Region boundary data
########

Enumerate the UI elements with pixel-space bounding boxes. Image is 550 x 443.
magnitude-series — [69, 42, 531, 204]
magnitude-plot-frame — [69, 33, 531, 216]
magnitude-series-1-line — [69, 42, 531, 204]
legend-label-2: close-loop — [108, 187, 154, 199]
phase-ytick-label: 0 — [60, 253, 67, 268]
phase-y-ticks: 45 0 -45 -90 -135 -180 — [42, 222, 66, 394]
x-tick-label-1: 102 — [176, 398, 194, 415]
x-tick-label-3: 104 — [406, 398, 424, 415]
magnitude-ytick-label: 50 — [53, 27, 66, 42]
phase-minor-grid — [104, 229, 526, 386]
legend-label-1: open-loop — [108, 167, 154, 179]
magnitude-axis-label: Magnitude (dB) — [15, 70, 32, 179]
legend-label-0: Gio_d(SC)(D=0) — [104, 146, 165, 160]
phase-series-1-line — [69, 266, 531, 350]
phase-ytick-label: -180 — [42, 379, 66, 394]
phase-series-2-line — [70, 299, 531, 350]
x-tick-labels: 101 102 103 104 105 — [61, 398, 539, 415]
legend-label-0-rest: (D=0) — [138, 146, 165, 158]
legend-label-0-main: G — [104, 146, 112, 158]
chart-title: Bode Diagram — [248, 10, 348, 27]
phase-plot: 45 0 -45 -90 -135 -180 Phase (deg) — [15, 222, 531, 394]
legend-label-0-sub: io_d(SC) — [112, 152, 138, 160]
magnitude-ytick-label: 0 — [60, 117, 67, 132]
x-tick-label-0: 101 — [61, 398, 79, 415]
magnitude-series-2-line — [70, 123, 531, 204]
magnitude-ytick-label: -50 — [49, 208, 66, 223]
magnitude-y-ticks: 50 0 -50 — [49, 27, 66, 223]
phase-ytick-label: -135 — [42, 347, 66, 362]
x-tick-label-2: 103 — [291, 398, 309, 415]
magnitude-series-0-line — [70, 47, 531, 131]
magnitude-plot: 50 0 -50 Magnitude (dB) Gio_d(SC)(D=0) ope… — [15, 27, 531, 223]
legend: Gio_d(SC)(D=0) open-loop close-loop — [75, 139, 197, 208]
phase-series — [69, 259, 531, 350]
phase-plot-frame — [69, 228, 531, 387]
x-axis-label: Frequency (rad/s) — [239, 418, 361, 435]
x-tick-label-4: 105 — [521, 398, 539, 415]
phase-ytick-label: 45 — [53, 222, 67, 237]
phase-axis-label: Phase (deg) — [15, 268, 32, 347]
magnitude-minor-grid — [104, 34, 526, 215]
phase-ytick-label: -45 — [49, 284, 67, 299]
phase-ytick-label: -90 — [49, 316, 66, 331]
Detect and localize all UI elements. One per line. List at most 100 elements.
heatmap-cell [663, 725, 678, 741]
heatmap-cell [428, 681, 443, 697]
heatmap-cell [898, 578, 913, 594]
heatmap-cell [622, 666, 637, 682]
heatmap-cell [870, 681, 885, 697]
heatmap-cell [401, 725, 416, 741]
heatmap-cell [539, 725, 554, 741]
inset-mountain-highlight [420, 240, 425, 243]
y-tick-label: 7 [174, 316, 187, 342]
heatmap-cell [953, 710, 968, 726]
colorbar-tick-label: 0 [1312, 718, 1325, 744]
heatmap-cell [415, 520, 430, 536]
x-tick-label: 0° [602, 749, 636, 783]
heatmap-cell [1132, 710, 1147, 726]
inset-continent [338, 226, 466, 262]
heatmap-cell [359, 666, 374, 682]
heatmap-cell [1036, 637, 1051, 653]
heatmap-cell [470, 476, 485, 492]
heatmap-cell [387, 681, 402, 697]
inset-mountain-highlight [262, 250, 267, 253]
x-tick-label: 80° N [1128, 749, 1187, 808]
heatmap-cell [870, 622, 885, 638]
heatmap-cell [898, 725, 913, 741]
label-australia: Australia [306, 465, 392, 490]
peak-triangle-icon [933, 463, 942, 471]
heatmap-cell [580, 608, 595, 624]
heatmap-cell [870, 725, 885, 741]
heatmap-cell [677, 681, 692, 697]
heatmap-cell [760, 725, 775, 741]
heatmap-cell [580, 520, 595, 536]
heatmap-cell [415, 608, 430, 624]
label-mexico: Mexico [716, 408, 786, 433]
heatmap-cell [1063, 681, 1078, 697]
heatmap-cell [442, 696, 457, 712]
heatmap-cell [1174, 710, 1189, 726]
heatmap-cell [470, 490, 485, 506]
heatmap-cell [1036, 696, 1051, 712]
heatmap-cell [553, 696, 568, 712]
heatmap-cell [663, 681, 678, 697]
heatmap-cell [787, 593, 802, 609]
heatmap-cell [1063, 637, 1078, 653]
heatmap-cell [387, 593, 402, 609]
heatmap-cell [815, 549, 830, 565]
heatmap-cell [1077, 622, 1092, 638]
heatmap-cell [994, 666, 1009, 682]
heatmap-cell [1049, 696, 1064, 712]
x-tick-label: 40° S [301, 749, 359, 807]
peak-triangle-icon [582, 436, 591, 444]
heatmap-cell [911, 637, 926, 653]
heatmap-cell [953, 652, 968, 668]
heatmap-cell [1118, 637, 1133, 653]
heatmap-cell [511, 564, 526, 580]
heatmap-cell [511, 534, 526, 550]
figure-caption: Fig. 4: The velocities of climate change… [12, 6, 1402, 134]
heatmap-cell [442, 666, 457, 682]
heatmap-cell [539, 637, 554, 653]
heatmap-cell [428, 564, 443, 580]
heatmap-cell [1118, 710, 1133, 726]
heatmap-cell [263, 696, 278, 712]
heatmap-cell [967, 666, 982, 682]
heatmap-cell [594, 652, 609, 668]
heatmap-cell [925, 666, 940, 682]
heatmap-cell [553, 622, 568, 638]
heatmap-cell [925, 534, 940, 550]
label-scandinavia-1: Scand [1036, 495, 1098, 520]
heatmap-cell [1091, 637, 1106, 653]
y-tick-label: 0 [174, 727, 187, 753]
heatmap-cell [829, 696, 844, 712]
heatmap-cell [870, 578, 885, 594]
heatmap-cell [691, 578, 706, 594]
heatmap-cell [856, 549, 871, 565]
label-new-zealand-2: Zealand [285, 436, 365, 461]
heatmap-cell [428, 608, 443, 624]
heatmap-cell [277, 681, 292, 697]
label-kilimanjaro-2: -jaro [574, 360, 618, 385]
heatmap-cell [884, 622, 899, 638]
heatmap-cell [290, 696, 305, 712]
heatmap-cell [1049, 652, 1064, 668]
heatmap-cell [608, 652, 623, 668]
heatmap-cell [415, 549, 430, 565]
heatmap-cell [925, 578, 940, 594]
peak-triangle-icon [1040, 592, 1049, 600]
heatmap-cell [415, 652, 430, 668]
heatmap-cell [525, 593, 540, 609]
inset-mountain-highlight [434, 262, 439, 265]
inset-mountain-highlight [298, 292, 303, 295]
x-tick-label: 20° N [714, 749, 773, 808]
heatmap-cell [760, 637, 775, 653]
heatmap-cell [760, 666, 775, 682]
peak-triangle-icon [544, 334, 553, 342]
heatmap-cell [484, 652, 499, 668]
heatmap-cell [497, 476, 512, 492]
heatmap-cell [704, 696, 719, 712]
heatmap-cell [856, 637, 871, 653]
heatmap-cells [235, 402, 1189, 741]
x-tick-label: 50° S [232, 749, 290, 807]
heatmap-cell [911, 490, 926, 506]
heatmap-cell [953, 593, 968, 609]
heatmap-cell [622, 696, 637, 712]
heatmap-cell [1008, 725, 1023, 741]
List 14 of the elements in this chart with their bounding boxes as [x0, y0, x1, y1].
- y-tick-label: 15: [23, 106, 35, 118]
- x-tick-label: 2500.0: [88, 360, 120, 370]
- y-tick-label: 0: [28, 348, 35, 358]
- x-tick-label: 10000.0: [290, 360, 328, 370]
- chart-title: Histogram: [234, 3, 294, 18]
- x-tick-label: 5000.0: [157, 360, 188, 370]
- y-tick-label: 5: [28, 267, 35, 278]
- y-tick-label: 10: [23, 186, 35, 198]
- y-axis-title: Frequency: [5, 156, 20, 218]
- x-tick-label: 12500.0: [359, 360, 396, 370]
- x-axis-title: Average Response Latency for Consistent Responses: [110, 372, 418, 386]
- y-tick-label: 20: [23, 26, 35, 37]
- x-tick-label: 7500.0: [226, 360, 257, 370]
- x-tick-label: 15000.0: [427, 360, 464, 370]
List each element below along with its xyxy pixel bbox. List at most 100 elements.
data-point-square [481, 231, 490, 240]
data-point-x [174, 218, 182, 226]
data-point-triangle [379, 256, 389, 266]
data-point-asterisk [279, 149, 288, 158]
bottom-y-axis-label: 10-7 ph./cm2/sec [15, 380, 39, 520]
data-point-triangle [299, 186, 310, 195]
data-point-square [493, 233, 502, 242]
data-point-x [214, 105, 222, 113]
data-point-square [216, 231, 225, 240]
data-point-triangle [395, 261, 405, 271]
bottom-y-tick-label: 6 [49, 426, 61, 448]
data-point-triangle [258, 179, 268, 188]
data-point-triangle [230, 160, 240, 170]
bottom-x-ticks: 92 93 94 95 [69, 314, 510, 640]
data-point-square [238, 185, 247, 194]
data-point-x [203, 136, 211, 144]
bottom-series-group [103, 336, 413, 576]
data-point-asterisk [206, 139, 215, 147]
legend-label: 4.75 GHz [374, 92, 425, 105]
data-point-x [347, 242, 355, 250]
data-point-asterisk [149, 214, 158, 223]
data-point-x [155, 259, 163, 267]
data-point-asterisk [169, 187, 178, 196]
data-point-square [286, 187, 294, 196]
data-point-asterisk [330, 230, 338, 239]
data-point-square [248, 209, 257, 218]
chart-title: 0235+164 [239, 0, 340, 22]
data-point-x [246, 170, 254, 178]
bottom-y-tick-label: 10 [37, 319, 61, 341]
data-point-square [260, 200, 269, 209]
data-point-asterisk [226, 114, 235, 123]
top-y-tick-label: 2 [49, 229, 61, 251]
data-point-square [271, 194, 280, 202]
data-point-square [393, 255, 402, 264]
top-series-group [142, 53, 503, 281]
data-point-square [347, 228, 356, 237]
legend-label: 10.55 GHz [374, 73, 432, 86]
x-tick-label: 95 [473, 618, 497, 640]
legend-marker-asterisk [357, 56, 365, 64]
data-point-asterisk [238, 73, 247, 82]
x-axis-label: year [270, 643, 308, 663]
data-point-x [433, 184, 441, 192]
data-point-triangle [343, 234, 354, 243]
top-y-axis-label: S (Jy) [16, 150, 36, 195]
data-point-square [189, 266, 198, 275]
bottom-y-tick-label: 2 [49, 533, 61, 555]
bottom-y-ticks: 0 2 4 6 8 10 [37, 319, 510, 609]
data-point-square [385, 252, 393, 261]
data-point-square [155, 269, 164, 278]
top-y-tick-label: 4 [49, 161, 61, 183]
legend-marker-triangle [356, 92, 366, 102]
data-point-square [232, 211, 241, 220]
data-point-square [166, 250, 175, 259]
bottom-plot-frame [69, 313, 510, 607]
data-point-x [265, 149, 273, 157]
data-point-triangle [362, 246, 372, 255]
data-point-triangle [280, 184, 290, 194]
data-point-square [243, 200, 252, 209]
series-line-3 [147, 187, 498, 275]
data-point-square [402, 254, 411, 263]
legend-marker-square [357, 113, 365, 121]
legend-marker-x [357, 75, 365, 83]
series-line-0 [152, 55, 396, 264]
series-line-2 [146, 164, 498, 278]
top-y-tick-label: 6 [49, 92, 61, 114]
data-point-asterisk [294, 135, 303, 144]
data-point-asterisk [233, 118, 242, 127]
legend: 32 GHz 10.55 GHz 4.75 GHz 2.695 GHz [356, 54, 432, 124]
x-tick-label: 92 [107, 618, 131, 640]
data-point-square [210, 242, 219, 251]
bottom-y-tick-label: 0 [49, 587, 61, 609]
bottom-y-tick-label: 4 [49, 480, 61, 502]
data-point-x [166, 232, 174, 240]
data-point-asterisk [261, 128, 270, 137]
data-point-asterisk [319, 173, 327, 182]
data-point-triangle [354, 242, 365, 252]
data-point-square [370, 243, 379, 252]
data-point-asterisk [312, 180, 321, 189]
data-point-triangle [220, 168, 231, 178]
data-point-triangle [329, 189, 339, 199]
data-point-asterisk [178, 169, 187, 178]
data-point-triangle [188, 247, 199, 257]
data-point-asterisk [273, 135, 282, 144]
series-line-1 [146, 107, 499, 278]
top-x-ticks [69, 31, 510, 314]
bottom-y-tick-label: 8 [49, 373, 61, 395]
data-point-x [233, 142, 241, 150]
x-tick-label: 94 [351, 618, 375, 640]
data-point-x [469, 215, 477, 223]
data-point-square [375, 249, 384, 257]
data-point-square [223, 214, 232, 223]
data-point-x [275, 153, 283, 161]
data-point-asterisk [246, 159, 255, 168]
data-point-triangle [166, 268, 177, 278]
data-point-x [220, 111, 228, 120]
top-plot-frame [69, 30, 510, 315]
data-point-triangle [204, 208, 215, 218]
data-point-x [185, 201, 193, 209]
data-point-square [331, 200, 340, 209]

########

| Set problem |
Print the lines of the entries verbatim, from the first line of the entries up to and including the line that contains "legend-label-2: close-loop —".

| Solution |
Enumerate the UI elements with pixel-space bounding boxes. Image is 550 x 443.
magnitude-series — [69, 42, 531, 204]
magnitude-plot-frame — [69, 33, 531, 216]
magnitude-series-1-line — [69, 42, 531, 204]
legend-label-2: close-loop — [108, 187, 154, 199]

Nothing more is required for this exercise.